[YOUR TASK] Single out the lines of the material that contain "بارگشایی" and copy them.

[GIVEN DATA]
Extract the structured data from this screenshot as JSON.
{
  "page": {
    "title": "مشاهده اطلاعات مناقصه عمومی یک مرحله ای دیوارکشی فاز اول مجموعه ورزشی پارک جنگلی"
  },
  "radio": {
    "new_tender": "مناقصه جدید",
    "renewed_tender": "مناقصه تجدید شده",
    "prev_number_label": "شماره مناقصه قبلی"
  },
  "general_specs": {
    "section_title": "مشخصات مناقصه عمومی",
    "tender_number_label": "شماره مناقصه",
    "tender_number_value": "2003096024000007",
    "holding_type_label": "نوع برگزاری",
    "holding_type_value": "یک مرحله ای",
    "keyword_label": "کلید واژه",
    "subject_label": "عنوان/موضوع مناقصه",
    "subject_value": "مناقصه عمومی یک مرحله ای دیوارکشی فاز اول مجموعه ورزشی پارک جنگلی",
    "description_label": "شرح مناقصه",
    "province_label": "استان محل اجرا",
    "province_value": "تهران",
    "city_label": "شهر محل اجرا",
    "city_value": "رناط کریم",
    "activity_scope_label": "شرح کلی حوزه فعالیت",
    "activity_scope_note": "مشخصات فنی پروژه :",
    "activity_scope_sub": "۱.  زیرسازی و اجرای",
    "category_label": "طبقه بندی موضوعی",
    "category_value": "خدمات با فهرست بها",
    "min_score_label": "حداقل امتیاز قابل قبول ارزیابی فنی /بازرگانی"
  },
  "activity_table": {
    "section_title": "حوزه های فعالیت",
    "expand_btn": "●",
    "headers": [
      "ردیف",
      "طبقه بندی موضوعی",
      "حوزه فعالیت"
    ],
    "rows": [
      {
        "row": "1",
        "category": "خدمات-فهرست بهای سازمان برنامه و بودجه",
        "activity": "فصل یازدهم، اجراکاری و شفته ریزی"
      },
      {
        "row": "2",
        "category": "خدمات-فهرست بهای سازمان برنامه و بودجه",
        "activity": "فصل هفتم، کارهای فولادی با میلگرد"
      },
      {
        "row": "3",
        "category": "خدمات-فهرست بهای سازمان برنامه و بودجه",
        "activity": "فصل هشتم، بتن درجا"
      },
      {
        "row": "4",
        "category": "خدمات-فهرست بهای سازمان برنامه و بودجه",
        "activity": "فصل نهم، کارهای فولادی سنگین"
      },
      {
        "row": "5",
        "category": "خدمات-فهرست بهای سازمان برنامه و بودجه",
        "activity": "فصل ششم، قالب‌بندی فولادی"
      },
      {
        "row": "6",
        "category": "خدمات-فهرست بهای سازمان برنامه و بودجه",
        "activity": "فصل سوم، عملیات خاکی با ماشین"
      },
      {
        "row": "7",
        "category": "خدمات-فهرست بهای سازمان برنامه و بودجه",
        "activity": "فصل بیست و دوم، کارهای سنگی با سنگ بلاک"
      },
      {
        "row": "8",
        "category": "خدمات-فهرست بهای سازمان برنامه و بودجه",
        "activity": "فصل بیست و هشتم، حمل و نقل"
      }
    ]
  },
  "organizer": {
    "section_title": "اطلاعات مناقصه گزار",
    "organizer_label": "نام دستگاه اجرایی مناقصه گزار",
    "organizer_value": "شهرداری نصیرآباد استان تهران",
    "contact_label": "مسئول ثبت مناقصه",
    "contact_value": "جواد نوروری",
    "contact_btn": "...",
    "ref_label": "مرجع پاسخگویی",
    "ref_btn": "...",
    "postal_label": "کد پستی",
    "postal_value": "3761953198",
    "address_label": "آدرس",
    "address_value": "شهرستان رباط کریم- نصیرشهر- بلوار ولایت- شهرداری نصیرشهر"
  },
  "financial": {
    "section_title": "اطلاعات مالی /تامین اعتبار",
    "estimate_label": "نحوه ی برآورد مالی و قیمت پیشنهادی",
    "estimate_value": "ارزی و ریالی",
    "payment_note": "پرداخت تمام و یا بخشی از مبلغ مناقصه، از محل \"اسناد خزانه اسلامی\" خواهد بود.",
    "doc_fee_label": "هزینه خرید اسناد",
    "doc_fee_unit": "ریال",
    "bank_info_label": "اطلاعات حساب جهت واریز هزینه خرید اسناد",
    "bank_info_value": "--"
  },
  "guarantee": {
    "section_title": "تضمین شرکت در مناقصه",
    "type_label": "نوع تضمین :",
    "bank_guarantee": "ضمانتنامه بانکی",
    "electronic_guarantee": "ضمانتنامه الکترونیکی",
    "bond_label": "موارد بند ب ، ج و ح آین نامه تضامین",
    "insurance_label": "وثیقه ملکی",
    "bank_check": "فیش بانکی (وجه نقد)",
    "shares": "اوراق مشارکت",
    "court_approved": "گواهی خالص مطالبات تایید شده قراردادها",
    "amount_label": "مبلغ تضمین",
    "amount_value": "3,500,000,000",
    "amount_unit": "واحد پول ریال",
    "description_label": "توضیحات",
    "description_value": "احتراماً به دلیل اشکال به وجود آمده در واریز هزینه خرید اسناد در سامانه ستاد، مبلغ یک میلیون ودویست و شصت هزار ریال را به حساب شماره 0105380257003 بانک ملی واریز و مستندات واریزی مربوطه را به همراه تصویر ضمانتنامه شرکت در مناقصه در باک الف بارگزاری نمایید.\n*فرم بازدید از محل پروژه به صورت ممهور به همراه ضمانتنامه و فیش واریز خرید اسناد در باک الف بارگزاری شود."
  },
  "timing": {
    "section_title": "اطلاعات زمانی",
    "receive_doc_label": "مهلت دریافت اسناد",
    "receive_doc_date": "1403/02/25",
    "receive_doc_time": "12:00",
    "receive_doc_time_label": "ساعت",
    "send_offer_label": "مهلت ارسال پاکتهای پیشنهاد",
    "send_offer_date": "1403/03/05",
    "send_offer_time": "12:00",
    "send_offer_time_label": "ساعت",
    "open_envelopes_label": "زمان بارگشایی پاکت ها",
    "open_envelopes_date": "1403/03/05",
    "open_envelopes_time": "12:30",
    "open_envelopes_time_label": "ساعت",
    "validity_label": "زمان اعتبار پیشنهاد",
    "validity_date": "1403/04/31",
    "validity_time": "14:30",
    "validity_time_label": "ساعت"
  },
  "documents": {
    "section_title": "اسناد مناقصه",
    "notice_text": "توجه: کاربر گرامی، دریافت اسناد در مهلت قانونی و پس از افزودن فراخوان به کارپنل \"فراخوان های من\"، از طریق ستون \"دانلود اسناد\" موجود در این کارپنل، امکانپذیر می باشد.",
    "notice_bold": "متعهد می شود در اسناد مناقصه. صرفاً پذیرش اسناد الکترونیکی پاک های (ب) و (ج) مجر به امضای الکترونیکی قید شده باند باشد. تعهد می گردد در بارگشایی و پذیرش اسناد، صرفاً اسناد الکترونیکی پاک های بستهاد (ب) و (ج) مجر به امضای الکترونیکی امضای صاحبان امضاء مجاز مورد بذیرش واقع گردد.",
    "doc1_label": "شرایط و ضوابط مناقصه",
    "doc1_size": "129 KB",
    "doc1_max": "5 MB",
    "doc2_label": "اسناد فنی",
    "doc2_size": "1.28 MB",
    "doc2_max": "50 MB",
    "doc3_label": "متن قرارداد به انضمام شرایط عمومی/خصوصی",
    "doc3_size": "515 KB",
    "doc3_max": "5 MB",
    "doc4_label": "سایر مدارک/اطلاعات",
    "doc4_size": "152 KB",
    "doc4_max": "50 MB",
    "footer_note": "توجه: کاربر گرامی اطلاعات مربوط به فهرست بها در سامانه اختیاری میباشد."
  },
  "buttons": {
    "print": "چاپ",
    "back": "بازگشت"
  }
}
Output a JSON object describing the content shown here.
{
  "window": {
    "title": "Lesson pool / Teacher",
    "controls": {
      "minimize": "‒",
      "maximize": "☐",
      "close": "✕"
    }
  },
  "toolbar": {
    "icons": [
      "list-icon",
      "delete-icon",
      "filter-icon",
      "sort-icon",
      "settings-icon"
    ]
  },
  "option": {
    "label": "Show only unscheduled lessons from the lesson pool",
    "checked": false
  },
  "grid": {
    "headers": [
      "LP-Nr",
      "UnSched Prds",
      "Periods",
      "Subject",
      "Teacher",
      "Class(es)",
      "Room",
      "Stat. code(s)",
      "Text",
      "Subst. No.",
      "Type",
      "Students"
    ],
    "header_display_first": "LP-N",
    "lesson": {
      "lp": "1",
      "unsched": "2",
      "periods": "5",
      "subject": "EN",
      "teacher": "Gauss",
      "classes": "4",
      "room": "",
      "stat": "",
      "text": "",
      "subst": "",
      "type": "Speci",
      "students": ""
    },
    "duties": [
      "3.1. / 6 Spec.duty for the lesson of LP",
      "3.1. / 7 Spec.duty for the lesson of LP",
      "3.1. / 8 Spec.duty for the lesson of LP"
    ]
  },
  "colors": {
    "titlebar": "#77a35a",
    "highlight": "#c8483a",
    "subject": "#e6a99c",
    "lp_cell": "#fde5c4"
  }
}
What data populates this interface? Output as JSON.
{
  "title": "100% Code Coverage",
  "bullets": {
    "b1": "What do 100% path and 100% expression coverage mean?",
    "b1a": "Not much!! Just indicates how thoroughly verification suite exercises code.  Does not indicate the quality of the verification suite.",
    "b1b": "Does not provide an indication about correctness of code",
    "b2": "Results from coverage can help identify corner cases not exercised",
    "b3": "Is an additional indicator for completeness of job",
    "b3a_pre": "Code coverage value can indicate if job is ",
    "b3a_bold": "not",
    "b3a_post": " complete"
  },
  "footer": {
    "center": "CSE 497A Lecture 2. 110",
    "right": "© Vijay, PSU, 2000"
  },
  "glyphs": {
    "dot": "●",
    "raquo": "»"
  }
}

[RESULT FOR THIS EXERCISE]
    "open_envelopes_label": "زمان بارگشایی پاکت ها",
    "notice_bold": "متعهد می شود در اسناد مناقصه. صرفاً پذیرش اسناد الکترونیکی پاک های (ب) و (ج) مجر به امضای الکترونیکی قید شده باند باشد. تعهد می گردد در بارگشایی و پذیرش اسناد، صرفاً اسناد الکترونیکی پاک های بستهاد (ب) و (ج) مجر به امضای الکترونیکی امضای صاحبان امضاء مجاز مورد بذیرش واقع گردد.",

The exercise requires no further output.